• [Task data]:
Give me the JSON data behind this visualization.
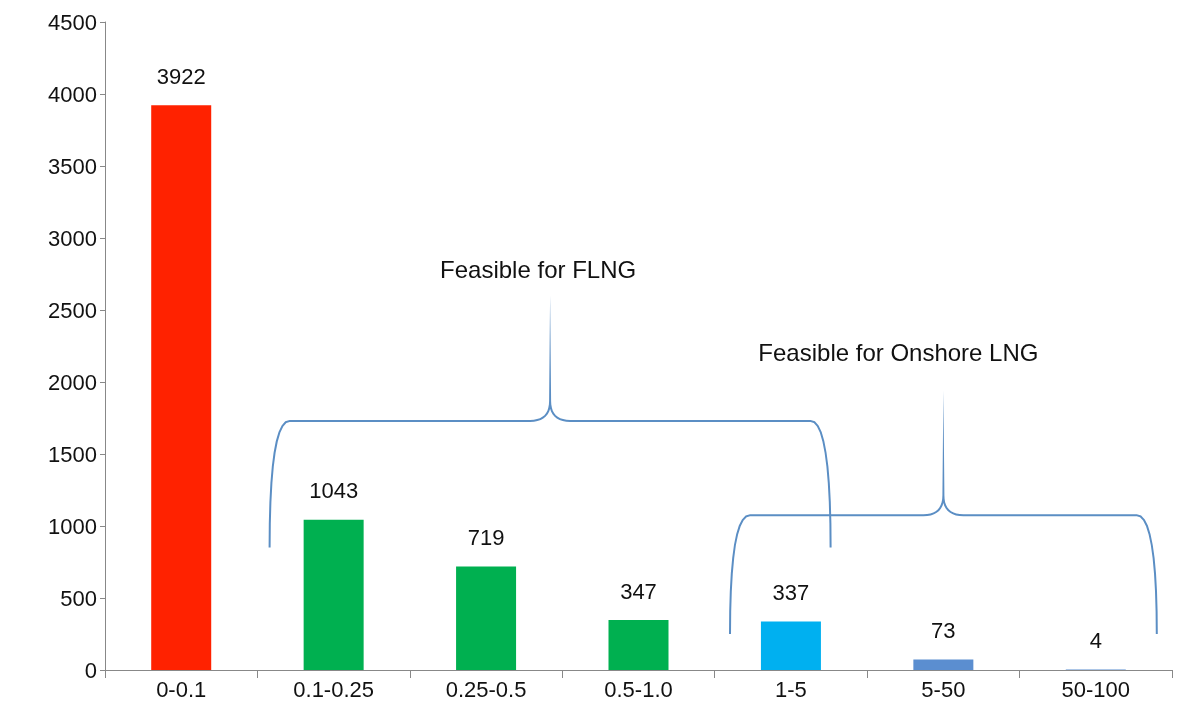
{
  "chart_data": {
    "type": "bar",
    "categories": [
      "0-0.1",
      "0.1-0.25",
      "0.25-0.5",
      "0.5-1.0",
      "1-5",
      "5-50",
      "50-100"
    ],
    "values": [
      3922,
      1043,
      719,
      347,
      337,
      73,
      4
    ],
    "colors": [
      "#ff2200",
      "#00b050",
      "#00b050",
      "#00b050",
      "#00b0f0",
      "#5b8ed0",
      "#5b8ed0"
    ],
    "ylim": [
      0,
      4500
    ],
    "yticks": [
      0,
      500,
      1000,
      1500,
      2000,
      2500,
      3000,
      3500,
      4000,
      4500
    ],
    "grid": false,
    "data_labels": true,
    "annotations": [
      "Feasible for FLNG",
      "Feasible for Onshore LNG"
    ]
  }
}
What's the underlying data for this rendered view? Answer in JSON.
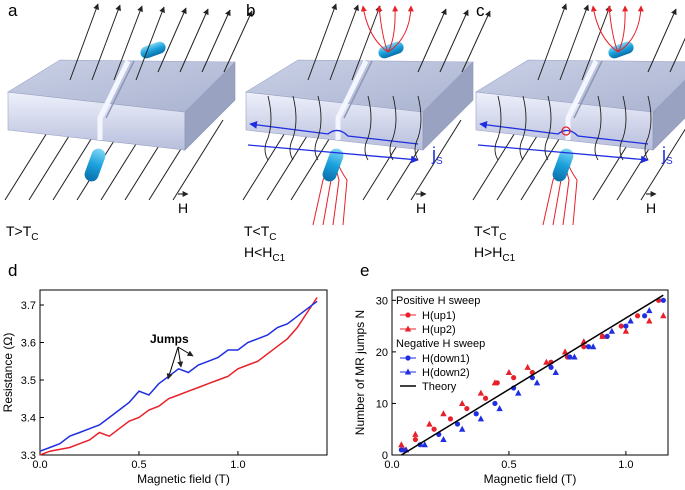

• [Written exercise]: Please repeat the entries exactly. Do not include the pictures.

• [Exercise result]:
Give me the JSON data behind this visualization.
{
  "chart_data": {
    "type": "bar",
    "categories": [
      "0-0.1",
      "0.1-0.25",
      "0.25-0.5",
      "0.5-1.0",
      "1-5",
      "5-50",
      "50-100"
    ],
    "values": [
      3922,
      1043,
      719,
      347,
      337,
      73,
      4
    ],
    "colors": [
      "#ff2200",
      "#00b050",
      "#00b050",
      "#00b050",
      "#00b0f0",
      "#5b8ed0",
      "#5b8ed0"
    ],
    "ylim": [
      0,
      4500
    ],
    "yticks": [
      0,
      500,
      1000,
      1500,
      2000,
      2500,
      3000,
      3500,
      4000,
      4500
    ],
    "grid": false,
    "data_labels": true,
    "annotations": [
      "Feasible for FLNG",
      "Feasible for Onshore LNG"
    ]
  }
}
What's the underlying data for this rendered view? Answer in JSON.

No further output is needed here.